Scan the records below. List lines holding "семей".
==========
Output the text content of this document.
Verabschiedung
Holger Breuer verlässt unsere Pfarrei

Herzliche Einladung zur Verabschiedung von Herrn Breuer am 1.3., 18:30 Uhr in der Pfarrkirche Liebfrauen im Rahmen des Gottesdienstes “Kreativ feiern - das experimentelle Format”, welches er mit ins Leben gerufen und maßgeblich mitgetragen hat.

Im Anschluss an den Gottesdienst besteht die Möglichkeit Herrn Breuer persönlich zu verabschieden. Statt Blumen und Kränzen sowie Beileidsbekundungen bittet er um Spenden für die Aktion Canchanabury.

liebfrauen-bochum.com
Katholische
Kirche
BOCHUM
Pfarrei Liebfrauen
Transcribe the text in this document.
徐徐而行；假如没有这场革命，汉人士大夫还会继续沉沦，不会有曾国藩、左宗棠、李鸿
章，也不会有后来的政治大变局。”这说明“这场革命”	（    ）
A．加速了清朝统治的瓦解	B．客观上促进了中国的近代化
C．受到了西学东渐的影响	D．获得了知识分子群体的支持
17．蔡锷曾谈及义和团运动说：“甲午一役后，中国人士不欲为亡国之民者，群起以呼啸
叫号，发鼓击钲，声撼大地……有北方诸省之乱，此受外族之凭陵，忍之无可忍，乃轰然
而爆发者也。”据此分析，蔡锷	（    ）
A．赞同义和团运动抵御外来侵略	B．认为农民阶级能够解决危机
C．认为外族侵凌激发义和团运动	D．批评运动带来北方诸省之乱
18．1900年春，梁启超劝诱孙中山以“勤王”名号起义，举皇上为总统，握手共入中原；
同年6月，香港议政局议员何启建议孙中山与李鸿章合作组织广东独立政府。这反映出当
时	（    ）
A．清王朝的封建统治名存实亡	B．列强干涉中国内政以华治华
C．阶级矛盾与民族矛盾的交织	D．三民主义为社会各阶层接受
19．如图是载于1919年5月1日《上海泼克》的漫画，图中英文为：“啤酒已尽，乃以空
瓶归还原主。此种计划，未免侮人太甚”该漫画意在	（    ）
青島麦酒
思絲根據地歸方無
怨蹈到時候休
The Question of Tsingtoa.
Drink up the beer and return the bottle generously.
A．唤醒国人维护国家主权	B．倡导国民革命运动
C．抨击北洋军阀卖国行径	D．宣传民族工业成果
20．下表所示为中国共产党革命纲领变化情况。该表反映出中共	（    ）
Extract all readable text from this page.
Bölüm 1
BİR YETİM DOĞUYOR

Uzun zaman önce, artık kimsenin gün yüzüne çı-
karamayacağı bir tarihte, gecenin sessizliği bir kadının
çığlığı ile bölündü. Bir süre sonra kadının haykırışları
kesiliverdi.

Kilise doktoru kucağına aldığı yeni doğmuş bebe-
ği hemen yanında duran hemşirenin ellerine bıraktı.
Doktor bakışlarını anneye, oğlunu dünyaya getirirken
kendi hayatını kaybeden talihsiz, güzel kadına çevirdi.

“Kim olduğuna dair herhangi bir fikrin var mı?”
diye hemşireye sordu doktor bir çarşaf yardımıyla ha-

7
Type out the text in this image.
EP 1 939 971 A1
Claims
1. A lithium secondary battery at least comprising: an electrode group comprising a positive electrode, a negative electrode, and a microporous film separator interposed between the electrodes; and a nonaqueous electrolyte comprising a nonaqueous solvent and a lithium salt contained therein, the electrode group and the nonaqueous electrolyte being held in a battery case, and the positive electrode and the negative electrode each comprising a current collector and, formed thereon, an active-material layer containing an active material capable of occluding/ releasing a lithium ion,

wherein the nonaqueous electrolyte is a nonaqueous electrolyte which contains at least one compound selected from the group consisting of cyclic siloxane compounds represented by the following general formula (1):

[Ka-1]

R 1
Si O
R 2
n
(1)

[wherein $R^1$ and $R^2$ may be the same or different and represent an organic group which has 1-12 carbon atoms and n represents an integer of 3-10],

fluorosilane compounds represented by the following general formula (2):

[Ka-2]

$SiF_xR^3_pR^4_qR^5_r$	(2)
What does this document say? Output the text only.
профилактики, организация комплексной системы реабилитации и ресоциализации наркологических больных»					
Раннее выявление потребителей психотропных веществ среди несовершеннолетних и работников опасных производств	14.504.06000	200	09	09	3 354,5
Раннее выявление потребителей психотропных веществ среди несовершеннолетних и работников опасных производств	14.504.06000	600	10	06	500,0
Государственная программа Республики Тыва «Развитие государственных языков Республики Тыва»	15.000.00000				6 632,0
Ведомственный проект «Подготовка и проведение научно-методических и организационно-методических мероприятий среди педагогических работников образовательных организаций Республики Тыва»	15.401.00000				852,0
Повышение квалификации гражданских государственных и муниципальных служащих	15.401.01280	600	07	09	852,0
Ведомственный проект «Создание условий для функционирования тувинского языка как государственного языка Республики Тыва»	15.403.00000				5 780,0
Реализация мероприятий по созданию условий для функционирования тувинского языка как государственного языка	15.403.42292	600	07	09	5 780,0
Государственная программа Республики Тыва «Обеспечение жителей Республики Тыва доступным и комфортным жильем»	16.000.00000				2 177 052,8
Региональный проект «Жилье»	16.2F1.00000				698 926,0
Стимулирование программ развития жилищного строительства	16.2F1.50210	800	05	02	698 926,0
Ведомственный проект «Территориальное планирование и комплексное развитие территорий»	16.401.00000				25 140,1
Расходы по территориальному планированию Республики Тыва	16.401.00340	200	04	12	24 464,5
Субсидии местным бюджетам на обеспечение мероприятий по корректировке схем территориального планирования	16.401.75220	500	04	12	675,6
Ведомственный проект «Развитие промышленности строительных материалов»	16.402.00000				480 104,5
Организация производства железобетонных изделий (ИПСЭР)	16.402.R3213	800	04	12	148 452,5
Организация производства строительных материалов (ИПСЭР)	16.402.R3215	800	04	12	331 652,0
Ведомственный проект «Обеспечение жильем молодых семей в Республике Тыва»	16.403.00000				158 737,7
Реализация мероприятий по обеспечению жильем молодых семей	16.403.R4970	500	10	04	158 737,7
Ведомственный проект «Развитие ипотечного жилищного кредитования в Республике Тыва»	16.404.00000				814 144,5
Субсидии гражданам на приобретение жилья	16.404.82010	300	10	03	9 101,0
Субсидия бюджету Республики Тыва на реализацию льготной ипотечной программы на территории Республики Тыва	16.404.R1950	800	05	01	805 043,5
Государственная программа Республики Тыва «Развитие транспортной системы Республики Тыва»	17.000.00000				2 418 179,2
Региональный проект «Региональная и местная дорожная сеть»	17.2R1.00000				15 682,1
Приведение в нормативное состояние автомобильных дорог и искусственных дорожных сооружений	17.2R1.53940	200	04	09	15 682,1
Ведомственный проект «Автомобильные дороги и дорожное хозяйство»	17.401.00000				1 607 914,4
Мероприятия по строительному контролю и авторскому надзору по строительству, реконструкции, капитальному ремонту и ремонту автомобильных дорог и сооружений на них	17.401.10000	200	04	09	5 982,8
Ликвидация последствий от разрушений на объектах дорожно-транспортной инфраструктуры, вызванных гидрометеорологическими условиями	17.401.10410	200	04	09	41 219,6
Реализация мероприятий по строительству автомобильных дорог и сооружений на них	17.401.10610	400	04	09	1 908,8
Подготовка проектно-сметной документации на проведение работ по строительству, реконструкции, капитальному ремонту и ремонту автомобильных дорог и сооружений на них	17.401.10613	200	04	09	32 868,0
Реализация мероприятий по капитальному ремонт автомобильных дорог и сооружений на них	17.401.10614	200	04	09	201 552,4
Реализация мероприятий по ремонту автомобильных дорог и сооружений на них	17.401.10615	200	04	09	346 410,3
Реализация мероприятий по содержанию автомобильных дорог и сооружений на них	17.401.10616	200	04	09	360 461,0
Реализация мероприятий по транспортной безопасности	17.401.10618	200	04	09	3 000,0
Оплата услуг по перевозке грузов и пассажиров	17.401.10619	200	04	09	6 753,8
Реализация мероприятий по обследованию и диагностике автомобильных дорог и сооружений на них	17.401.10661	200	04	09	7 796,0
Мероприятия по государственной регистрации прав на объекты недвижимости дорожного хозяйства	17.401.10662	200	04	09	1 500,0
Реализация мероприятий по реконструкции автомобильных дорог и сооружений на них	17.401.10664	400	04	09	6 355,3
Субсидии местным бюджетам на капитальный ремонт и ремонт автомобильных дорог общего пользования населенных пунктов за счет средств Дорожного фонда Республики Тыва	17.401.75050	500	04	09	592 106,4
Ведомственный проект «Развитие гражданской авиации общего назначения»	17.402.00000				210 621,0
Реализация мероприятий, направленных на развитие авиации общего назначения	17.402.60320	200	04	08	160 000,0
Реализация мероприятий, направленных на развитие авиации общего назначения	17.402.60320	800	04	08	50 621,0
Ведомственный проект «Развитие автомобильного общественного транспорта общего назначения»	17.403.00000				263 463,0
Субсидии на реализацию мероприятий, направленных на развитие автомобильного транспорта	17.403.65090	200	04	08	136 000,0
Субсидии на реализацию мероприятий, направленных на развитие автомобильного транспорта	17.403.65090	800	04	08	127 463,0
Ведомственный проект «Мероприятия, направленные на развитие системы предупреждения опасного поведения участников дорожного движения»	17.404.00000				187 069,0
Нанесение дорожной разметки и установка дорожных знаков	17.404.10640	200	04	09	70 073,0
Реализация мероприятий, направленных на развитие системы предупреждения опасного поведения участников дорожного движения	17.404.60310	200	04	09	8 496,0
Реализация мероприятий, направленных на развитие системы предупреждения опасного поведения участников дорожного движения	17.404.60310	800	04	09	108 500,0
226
==========
**The output**
Ведомственный проект «Обеспечение жильем молодых семей в Республике Тыва»	16.403.00000				158 737,7
Реализация мероприятий по обеспечению жильем молодых семей	16.403.R4970	500	10	04	158 737,7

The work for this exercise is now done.